__Problem to solve__.
Copy every line from the data below in which the string "nSTORAGE" can be found.

Items from a figure collection
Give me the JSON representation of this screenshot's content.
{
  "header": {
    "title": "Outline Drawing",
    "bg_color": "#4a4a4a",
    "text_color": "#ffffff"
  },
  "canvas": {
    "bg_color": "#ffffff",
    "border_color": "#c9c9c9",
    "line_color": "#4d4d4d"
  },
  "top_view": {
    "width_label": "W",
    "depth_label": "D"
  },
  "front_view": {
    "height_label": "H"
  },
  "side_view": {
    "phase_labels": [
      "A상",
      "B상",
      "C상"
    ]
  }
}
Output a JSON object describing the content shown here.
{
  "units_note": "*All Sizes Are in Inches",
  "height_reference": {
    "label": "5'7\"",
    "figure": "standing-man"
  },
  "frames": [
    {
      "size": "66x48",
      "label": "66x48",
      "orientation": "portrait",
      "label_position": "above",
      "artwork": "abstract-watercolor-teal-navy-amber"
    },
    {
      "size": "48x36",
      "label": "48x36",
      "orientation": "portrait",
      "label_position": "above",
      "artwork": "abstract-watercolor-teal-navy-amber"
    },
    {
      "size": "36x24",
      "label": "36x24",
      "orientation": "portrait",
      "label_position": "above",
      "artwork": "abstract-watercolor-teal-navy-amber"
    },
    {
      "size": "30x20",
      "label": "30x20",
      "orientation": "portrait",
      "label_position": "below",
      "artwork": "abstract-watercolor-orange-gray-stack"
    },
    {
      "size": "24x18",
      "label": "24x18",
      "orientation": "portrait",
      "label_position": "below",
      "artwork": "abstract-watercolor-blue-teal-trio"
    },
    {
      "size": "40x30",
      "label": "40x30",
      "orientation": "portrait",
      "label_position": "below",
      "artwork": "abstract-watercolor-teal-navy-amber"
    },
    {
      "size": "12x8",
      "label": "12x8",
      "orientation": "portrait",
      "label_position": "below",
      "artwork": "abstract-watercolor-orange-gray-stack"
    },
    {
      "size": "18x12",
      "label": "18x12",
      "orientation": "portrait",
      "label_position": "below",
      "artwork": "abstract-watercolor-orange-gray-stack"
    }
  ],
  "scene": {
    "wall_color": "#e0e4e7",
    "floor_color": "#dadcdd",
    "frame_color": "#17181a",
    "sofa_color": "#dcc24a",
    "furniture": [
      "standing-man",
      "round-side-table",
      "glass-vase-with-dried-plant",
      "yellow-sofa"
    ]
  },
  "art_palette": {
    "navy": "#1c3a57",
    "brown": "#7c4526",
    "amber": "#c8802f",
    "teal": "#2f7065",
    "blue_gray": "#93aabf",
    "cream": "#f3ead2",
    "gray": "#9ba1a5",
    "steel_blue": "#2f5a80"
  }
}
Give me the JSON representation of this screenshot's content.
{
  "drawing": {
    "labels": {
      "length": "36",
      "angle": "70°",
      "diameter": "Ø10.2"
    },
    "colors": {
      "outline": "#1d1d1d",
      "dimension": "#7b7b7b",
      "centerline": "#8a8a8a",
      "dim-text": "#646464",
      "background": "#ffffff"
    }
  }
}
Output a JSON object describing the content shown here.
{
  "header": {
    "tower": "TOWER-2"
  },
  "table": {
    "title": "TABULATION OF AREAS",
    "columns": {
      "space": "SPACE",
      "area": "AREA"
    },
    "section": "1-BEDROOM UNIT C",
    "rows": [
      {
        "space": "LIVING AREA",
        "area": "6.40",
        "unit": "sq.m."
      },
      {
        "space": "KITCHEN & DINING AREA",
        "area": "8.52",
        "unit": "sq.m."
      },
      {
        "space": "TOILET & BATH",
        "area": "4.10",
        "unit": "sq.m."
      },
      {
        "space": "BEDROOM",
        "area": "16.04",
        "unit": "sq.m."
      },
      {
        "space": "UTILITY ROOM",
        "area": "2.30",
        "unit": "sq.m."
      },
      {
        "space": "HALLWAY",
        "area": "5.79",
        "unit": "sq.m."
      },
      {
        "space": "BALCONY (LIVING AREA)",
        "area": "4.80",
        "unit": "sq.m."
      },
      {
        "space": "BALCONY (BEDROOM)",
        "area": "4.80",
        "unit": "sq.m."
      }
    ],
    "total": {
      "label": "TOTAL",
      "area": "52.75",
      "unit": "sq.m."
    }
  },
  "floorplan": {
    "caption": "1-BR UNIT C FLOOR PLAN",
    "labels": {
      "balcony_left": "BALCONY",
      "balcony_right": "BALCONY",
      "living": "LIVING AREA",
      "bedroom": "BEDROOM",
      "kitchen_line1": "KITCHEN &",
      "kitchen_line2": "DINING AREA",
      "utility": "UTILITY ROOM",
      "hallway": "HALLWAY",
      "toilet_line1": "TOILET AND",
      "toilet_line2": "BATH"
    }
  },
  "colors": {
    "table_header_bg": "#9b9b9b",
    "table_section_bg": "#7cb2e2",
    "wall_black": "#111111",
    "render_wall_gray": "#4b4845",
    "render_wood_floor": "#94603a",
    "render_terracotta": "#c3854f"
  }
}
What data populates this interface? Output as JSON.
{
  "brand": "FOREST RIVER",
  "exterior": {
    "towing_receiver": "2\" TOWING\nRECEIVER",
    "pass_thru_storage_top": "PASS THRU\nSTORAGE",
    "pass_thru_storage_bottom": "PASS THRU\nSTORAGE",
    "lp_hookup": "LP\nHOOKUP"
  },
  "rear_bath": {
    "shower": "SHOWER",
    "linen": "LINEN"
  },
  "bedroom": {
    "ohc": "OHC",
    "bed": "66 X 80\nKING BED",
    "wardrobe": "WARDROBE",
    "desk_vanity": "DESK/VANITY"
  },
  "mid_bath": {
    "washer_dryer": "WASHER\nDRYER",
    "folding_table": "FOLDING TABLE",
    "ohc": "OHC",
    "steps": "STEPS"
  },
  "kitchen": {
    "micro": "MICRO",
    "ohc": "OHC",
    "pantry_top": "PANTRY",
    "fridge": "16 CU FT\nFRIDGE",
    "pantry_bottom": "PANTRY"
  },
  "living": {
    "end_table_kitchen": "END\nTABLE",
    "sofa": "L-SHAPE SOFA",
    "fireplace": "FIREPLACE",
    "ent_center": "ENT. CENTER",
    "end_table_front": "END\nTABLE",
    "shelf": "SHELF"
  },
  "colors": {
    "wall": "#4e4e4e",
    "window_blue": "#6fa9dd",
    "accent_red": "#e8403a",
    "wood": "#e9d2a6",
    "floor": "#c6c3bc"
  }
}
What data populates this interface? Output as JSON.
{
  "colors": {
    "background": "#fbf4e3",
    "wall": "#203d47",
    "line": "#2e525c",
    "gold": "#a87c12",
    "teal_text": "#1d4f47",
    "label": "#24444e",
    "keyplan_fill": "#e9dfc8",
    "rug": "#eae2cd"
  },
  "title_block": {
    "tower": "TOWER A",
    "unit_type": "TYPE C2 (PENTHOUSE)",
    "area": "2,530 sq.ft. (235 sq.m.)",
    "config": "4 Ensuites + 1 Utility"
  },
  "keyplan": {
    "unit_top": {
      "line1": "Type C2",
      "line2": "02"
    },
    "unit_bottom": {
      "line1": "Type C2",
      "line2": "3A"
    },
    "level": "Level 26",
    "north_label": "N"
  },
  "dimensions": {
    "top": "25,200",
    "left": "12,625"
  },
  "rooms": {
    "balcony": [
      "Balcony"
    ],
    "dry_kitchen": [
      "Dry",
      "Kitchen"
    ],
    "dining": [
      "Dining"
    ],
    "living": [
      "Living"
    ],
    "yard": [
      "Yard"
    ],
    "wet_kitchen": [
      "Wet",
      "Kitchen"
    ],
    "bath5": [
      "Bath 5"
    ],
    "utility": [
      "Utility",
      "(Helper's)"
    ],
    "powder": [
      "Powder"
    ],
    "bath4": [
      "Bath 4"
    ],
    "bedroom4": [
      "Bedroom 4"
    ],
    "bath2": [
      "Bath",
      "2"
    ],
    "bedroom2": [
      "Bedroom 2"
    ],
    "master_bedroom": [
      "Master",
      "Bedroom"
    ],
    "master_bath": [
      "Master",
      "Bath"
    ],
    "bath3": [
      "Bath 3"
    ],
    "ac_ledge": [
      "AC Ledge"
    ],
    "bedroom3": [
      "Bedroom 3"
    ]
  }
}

__The answer__.
    "pass_thru_storage_top": "PASS THRU\nSTORAGE",
    "pass_thru_storage_bottom": "PASS THRU\nSTORAGE",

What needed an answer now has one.